EXERCISE> Repeat the records word for word, excluding any picture.

INPUT MATERIAL>
****************************************

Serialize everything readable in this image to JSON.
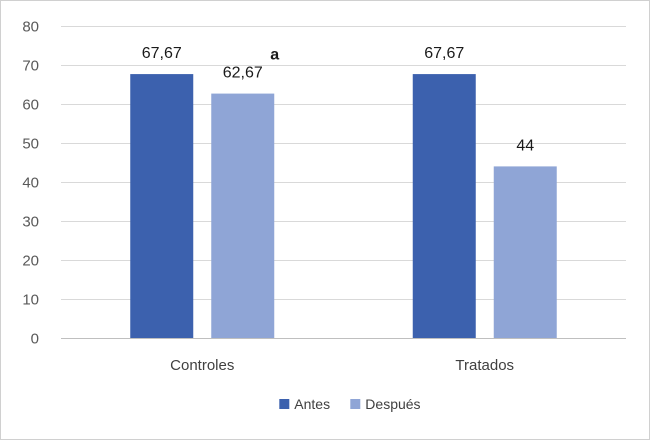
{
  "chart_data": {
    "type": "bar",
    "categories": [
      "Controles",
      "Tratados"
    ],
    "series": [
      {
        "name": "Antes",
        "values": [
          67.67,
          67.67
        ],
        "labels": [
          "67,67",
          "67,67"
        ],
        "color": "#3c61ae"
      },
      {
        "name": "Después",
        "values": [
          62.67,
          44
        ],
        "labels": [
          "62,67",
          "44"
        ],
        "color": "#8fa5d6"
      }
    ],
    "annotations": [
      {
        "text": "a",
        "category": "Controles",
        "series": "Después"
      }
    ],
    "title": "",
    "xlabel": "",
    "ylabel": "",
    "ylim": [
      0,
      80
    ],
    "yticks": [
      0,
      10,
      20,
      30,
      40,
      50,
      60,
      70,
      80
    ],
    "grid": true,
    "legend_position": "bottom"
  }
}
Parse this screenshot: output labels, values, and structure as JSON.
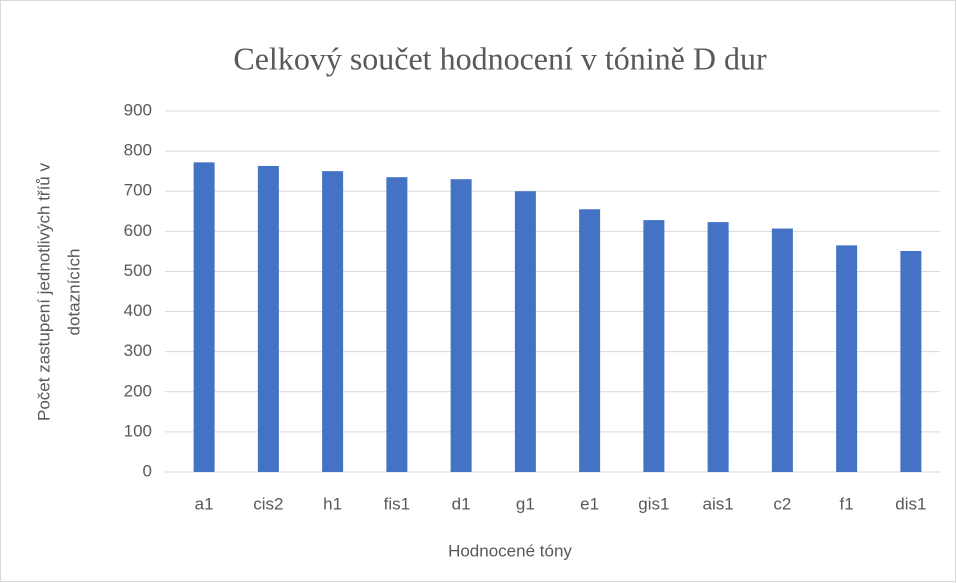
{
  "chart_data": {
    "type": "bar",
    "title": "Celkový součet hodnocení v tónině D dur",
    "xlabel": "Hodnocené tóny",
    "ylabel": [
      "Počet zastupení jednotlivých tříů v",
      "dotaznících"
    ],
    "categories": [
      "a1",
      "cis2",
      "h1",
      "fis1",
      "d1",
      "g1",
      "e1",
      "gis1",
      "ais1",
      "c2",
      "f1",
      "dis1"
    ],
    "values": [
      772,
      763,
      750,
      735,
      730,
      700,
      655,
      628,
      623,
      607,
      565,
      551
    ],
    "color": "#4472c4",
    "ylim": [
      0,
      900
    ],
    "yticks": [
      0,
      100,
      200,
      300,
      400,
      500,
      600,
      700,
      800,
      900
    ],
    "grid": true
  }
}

****************************************

THE RESULT>
Serialize everything readable in this image to JSON.
{
  "chart_data": {
    "type": "bar",
    "categories": [
      "Controles",
      "Tratados"
    ],
    "series": [
      {
        "name": "Antes",
        "values": [
          67.67,
          67.67
        ],
        "labels": [
          "67,67",
          "67,67"
        ],
        "color": "#3c61ae"
      },
      {
        "name": "Después",
        "values": [
          62.67,
          44
        ],
        "labels": [
          "62,67",
          "44"
        ],
        "color": "#8fa5d6"
      }
    ],
    "annotations": [
      {
        "text": "a",
        "category": "Controles",
        "series": "Después"
      }
    ],
    "title": "",
    "xlabel": "",
    "ylabel": "",
    "ylim": [
      0,
      80
    ],
    "yticks": [
      0,
      10,
      20,
      30,
      40,
      50,
      60,
      70,
      80
    ],
    "grid": true,
    "legend_position": "bottom"
  }
}
Parse this screenshot: output labels, values, and structure as JSON.
{
  "chart_data": {
    "type": "bar",
    "title": "Celkový součet hodnocení v tónině D dur",
    "xlabel": "Hodnocené tóny",
    "ylabel": [
      "Počet zastupení jednotlivých tříů v",
      "dotaznících"
    ],
    "categories": [
      "a1",
      "cis2",
      "h1",
      "fis1",
      "d1",
      "g1",
      "e1",
      "gis1",
      "ais1",
      "c2",
      "f1",
      "dis1"
    ],
    "values": [
      772,
      763,
      750,
      735,
      730,
      700,
      655,
      628,
      623,
      607,
      565,
      551
    ],
    "color": "#4472c4",
    "ylim": [
      0,
      900
    ],
    "yticks": [
      0,
      100,
      200,
      300,
      400,
      500,
      600,
      700,
      800,
      900
    ],
    "grid": true
  }
}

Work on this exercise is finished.